▶ **REQUEST**: Repeat the whole listing exactly.

Stored data entries:

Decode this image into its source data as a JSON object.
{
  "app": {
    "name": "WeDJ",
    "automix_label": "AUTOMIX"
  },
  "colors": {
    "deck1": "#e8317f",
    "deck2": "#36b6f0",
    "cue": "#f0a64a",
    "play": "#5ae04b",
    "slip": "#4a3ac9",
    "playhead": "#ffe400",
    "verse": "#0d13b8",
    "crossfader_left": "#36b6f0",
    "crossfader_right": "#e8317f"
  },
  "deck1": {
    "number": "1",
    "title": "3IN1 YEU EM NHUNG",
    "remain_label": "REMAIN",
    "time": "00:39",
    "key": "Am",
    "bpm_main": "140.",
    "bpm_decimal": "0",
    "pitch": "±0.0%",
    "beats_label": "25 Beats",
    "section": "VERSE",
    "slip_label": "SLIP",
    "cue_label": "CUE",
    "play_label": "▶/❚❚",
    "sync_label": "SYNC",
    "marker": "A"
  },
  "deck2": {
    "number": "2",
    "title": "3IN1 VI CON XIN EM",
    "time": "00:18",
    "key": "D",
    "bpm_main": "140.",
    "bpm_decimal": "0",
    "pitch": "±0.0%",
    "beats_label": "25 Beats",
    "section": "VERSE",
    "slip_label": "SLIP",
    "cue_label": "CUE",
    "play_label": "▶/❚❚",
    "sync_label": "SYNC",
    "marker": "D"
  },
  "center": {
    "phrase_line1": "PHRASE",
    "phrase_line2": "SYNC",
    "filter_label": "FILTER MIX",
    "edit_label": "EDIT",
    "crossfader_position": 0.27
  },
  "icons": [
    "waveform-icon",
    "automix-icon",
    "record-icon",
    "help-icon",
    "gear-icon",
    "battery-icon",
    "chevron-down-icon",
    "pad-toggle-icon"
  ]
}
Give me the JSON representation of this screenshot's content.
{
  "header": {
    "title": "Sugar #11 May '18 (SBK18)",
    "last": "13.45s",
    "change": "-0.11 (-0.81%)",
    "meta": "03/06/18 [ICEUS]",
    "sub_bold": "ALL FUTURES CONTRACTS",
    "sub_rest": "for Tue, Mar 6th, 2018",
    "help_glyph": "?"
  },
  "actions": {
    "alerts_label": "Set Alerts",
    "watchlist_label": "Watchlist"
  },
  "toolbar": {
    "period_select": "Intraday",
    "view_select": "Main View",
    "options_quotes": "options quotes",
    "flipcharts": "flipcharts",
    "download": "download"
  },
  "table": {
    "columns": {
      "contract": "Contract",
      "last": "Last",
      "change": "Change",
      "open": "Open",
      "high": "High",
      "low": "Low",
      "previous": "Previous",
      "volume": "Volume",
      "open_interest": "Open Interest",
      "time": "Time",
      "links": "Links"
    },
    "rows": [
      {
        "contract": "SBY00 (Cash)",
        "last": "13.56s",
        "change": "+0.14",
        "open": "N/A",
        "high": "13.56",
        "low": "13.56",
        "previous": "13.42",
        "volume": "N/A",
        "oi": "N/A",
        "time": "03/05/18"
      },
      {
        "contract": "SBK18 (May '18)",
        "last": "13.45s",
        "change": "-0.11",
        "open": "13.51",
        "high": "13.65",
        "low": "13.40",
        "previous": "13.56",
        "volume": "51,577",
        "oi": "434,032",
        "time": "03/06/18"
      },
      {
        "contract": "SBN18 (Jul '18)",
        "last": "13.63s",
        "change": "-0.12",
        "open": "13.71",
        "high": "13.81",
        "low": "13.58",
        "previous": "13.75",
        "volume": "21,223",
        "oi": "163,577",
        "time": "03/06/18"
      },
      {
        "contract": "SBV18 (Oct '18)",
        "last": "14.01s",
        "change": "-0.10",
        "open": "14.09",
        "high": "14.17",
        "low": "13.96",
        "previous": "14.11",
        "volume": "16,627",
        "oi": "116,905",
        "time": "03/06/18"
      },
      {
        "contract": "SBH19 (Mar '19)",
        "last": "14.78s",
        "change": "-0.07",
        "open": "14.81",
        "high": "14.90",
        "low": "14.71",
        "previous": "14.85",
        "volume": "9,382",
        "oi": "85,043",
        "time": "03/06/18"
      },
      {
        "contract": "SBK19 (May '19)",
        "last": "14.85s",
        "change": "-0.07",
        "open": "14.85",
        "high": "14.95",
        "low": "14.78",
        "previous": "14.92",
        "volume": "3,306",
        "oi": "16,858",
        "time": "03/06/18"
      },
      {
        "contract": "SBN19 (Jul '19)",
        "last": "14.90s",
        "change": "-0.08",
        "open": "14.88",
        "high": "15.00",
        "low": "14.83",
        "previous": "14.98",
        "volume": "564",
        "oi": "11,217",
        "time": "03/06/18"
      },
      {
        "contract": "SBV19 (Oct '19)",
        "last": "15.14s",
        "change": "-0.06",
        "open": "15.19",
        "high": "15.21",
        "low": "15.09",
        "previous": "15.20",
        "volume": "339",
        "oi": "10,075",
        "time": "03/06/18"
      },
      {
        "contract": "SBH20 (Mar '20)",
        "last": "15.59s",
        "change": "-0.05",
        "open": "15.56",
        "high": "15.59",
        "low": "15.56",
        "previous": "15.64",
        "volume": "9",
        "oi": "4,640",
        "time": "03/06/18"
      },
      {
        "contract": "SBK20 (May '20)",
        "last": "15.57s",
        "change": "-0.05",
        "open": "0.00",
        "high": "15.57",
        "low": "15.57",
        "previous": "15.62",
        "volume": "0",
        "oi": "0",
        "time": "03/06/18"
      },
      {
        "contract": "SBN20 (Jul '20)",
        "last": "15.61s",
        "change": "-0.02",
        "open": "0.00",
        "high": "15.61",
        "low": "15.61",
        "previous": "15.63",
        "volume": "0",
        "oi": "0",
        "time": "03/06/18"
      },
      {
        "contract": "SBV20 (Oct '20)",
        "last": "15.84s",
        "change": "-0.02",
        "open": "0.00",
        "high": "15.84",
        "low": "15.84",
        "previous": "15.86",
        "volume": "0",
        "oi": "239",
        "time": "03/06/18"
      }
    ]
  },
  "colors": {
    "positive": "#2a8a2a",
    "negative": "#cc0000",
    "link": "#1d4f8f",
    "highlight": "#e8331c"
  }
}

▶ **IN RESPONSE**:
Decode this image into its source data as a JSON object.
{
  "app": {
    "name": "WeDJ",
    "automix_label": "AUTOMIX"
  },
  "colors": {
    "deck1": "#e8317f",
    "deck2": "#36b6f0",
    "cue": "#f0a64a",
    "play": "#5ae04b",
    "slip": "#4a3ac9",
    "playhead": "#ffe400",
    "verse": "#0d13b8",
    "crossfader_left": "#36b6f0",
    "crossfader_right": "#e8317f"
  },
  "deck1": {
    "number": "1",
    "title": "3IN1 YEU EM NHUNG",
    "remain_label": "REMAIN",
    "time": "00:39",
    "key": "Am",
    "bpm_main": "140.",
    "bpm_decimal": "0",
    "pitch": "±0.0%",
    "beats_label": "25 Beats",
    "section": "VERSE",
    "slip_label": "SLIP",
    "cue_label": "CUE",
    "play_label": "▶/❚❚",
    "sync_label": "SYNC",
    "marker": "A"
  },
  "deck2": {
    "number": "2",
    "title": "3IN1 VI CON XIN EM",
    "time": "00:18",
    "key": "D",
    "bpm_main": "140.",
    "bpm_decimal": "0",
    "pitch": "±0.0%",
    "beats_label": "25 Beats",
    "section": "VERSE",
    "slip_label": "SLIP",
    "cue_label": "CUE",
    "play_label": "▶/❚❚",
    "sync_label": "SYNC",
    "marker": "D"
  },
  "center": {
    "phrase_line1": "PHRASE",
    "phrase_line2": "SYNC",
    "filter_label": "FILTER MIX",
    "edit_label": "EDIT",
    "crossfader_position": 0.27
  },
  "icons": [
    "waveform-icon",
    "automix-icon",
    "record-icon",
    "help-icon",
    "gear-icon",
    "battery-icon",
    "chevron-down-icon",
    "pad-toggle-icon"
  ]
}
Give me the JSON representation of this screenshot's content.
{
  "header": {
    "title": "Sugar #11 May '18 (SBK18)",
    "last": "13.45s",
    "change": "-0.11 (-0.81%)",
    "meta": "03/06/18 [ICEUS]",
    "sub_bold": "ALL FUTURES CONTRACTS",
    "sub_rest": "for Tue, Mar 6th, 2018",
    "help_glyph": "?"
  },
  "actions": {
    "alerts_label": "Set Alerts",
    "watchlist_label": "Watchlist"
  },
  "toolbar": {
    "period_select": "Intraday",
    "view_select": "Main View",
    "options_quotes": "options quotes",
    "flipcharts": "flipcharts",
    "download": "download"
  },
  "table": {
    "columns": {
      "contract": "Contract",
      "last": "Last",
      "change": "Change",
      "open": "Open",
      "high": "High",
      "low": "Low",
      "previous": "Previous",
      "volume": "Volume",
      "open_interest": "Open Interest",
      "time": "Time",
      "links": "Links"
    },
    "rows": [
      {
        "contract": "SBY00 (Cash)",
        "last": "13.56s",
        "change": "+0.14",
        "open": "N/A",
        "high": "13.56",
        "low": "13.56",
        "previous": "13.42",
        "volume": "N/A",
        "oi": "N/A",
        "time": "03/05/18"
      },
      {
        "contract": "SBK18 (May '18)",
        "last": "13.45s",
        "change": "-0.11",
        "open": "13.51",
        "high": "13.65",
        "low": "13.40",
        "previous": "13.56",
        "volume": "51,577",
        "oi": "434,032",
        "time": "03/06/18"
      },
      {
        "contract": "SBN18 (Jul '18)",
        "last": "13.63s",
        "change": "-0.12",
        "open": "13.71",
        "high": "13.81",
        "low": "13.58",
        "previous": "13.75",
        "volume": "21,223",
        "oi": "163,577",
        "time": "03/06/18"
      },
      {
        "contract": "SBV18 (Oct '18)",
        "last": "14.01s",
        "change": "-0.10",
        "open": "14.09",
        "high": "14.17",
        "low": "13.96",
        "previous": "14.11",
        "volume": "16,627",
        "oi": "116,905",
        "time": "03/06/18"
      },
      {
        "contract": "SBH19 (Mar '19)",
        "last": "14.78s",
        "change": "-0.07",
        "open": "14.81",
        "high": "14.90",
        "low": "14.71",
        "previous": "14.85",
        "volume": "9,382",
        "oi": "85,043",
        "time": "03/06/18"
      },
      {
        "contract": "SBK19 (May '19)",
        "last": "14.85s",
        "change": "-0.07",
        "open": "14.85",
        "high": "14.95",
        "low": "14.78",
        "previous": "14.92",
        "volume": "3,306",
        "oi": "16,858",
        "time": "03/06/18"
      },
      {
        "contract": "SBN19 (Jul '19)",
        "last": "14.90s",
        "change": "-0.08",
        "open": "14.88",
        "high": "15.00",
        "low": "14.83",
        "previous": "14.98",
        "volume": "564",
        "oi": "11,217",
        "time": "03/06/18"
      },
      {
        "contract": "SBV19 (Oct '19)",
        "last": "15.14s",
        "change": "-0.06",
        "open": "15.19",
        "high": "15.21",
        "low": "15.09",
        "previous": "15.20",
        "volume": "339",
        "oi": "10,075",
        "time": "03/06/18"
      },
      {
        "contract": "SBH20 (Mar '20)",
        "last": "15.59s",
        "change": "-0.05",
        "open": "15.56",
        "high": "15.59",
        "low": "15.56",
        "previous": "15.64",
        "volume": "9",
        "oi": "4,640",
        "time": "03/06/18"
      },
      {
        "contract": "SBK20 (May '20)",
        "last": "15.57s",
        "change": "-0.05",
        "open": "0.00",
        "high": "15.57",
        "low": "15.57",
        "previous": "15.62",
        "volume": "0",
        "oi": "0",
        "time": "03/06/18"
      },
      {
        "contract": "SBN20 (Jul '20)",
        "last": "15.61s",
        "change": "-0.02",
        "open": "0.00",
        "high": "15.61",
        "low": "15.61",
        "previous": "15.63",
        "volume": "0",
        "oi": "0",
        "time": "03/06/18"
      },
      {
        "contract": "SBV20 (Oct '20)",
        "last": "15.84s",
        "change": "-0.02",
        "open": "0.00",
        "high": "15.84",
        "low": "15.84",
        "previous": "15.86",
        "volume": "0",
        "oi": "239",
        "time": "03/06/18"
      }
    ]
  },
  "colors": {
    "positive": "#2a8a2a",
    "negative": "#cc0000",
    "link": "#1d4f8f",
    "highlight": "#e8331c"
  }
}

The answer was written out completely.